■ **Directive**:
Transcribe each record exactly. Include every one.

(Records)

....................

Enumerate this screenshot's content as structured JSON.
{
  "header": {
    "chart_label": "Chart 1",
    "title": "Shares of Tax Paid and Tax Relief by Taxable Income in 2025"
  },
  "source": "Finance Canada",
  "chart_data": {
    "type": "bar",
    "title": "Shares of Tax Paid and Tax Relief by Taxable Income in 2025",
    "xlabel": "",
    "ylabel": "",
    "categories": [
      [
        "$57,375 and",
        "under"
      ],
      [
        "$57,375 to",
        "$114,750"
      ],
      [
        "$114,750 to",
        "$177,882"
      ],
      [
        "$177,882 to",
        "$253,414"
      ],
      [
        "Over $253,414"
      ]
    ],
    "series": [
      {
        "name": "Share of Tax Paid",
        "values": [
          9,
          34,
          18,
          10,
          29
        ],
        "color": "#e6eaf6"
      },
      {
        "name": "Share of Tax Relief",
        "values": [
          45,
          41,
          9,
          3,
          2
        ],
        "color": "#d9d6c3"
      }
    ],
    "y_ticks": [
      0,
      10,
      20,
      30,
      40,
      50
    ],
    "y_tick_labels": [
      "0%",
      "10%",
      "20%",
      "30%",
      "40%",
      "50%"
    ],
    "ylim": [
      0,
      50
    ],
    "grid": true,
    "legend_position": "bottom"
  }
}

....................

■ **Complete answer**:
Enumerate this screenshot's content as structured JSON.
{
  "header": {
    "chart_label": "Chart 1",
    "title": "Shares of Tax Paid and Tax Relief by Taxable Income in 2025"
  },
  "source": "Finance Canada",
  "chart_data": {
    "type": "bar",
    "title": "Shares of Tax Paid and Tax Relief by Taxable Income in 2025",
    "xlabel": "",
    "ylabel": "",
    "categories": [
      [
        "$57,375 and",
        "under"
      ],
      [
        "$57,375 to",
        "$114,750"
      ],
      [
        "$114,750 to",
        "$177,882"
      ],
      [
        "$177,882 to",
        "$253,414"
      ],
      [
        "Over $253,414"
      ]
    ],
    "series": [
      {
        "name": "Share of Tax Paid",
        "values": [
          9,
          34,
          18,
          10,
          29
        ],
        "color": "#e6eaf6"
      },
      {
        "name": "Share of Tax Relief",
        "values": [
          45,
          41,
          9,
          3,
          2
        ],
        "color": "#d9d6c3"
      }
    ],
    "y_ticks": [
      0,
      10,
      20,
      30,
      40,
      50
    ],
    "y_tick_labels": [
      "0%",
      "10%",
      "20%",
      "30%",
      "40%",
      "50%"
    ],
    "ylim": [
      0,
      50
    ],
    "grid": true,
    "legend_position": "bottom"
  }
}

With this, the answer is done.